_Dataset items_
------------------------------------------------------------------------

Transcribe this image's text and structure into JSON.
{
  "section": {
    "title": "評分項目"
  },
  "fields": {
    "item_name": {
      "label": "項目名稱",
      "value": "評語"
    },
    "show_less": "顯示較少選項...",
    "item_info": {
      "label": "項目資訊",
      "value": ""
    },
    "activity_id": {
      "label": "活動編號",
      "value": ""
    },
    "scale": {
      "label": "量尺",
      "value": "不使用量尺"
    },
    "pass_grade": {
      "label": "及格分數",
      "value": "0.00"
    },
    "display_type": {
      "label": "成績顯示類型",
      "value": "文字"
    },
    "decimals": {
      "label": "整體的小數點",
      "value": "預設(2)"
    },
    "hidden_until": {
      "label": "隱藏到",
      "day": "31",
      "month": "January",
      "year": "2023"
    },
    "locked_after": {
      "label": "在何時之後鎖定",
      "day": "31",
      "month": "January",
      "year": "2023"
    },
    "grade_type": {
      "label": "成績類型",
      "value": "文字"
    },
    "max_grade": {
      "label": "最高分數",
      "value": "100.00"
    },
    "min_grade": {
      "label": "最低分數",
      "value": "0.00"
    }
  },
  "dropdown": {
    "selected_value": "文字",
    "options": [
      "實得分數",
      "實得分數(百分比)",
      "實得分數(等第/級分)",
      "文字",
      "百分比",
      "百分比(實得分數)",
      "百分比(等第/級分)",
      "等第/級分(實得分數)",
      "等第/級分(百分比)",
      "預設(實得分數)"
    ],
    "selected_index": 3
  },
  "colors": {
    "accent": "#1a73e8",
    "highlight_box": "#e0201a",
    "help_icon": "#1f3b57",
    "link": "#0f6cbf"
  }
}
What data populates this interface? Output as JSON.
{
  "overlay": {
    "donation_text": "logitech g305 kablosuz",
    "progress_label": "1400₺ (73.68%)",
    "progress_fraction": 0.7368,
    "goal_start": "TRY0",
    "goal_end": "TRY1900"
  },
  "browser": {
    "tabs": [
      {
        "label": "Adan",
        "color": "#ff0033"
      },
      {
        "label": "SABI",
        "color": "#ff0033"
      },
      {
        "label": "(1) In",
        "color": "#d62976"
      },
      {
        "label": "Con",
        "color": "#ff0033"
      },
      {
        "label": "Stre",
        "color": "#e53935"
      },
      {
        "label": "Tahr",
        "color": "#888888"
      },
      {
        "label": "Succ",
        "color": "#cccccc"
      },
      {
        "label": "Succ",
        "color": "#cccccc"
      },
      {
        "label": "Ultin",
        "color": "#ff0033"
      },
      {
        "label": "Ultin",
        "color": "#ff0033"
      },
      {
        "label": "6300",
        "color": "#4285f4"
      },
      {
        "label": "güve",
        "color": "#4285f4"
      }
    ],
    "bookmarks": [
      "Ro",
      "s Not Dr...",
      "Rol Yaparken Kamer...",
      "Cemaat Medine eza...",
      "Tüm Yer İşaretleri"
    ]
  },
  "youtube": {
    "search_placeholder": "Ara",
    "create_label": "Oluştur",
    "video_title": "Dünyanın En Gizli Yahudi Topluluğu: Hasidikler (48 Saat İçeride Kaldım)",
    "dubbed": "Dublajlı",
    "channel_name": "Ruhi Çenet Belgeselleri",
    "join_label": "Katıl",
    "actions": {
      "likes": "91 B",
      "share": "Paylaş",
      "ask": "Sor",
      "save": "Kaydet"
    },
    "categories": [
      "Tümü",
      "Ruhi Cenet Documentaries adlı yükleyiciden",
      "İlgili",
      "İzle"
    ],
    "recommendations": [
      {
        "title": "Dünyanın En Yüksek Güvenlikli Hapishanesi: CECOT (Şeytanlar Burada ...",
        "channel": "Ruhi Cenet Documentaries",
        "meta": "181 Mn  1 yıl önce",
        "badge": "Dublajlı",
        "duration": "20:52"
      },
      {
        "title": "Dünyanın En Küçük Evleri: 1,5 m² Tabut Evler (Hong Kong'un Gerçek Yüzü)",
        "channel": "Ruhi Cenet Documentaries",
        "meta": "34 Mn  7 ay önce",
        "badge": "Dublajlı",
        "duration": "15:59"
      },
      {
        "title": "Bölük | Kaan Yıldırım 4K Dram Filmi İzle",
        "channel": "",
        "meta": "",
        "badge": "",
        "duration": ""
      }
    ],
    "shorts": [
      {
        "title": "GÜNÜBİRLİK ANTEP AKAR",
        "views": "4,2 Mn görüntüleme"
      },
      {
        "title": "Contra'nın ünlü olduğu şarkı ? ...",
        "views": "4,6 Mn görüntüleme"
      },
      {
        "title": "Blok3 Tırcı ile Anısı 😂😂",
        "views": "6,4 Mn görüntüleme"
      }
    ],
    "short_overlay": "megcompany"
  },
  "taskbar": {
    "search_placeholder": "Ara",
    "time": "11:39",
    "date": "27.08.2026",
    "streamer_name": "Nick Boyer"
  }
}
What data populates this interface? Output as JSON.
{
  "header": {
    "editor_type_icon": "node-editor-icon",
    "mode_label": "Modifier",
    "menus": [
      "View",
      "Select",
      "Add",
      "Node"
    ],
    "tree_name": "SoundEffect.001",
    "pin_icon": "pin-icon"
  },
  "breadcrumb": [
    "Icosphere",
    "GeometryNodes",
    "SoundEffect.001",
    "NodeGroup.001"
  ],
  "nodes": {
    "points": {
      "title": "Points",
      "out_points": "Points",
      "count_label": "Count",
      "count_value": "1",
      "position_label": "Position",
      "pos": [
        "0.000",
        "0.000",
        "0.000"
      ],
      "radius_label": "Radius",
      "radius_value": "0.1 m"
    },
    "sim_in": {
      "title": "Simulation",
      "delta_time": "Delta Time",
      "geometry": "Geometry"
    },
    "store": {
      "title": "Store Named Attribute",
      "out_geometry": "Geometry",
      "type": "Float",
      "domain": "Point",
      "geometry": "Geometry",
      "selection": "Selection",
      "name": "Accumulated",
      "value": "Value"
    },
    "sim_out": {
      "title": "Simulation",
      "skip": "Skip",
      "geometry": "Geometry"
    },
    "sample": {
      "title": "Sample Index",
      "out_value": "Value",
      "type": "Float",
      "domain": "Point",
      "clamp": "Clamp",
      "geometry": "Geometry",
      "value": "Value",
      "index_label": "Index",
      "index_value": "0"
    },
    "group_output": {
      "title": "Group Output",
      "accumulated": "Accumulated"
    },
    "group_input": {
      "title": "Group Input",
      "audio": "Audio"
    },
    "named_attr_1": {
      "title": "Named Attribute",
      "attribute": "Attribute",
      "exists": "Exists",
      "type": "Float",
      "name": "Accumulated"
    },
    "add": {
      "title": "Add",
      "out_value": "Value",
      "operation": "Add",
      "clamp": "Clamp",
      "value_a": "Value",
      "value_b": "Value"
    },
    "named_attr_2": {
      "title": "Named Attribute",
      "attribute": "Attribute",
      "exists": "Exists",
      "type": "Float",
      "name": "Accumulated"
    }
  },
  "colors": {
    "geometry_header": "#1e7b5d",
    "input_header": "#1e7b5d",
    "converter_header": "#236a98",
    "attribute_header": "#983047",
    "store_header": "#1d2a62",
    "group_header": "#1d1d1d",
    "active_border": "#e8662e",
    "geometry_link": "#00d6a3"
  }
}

------------------------------------------------------------------------

_Task brief_
For each line in the data above that contains the string "duration", extract the line.

_Solution to this exercise_
        "duration": "20:52"
        "duration": "15:59"
        "duration": ""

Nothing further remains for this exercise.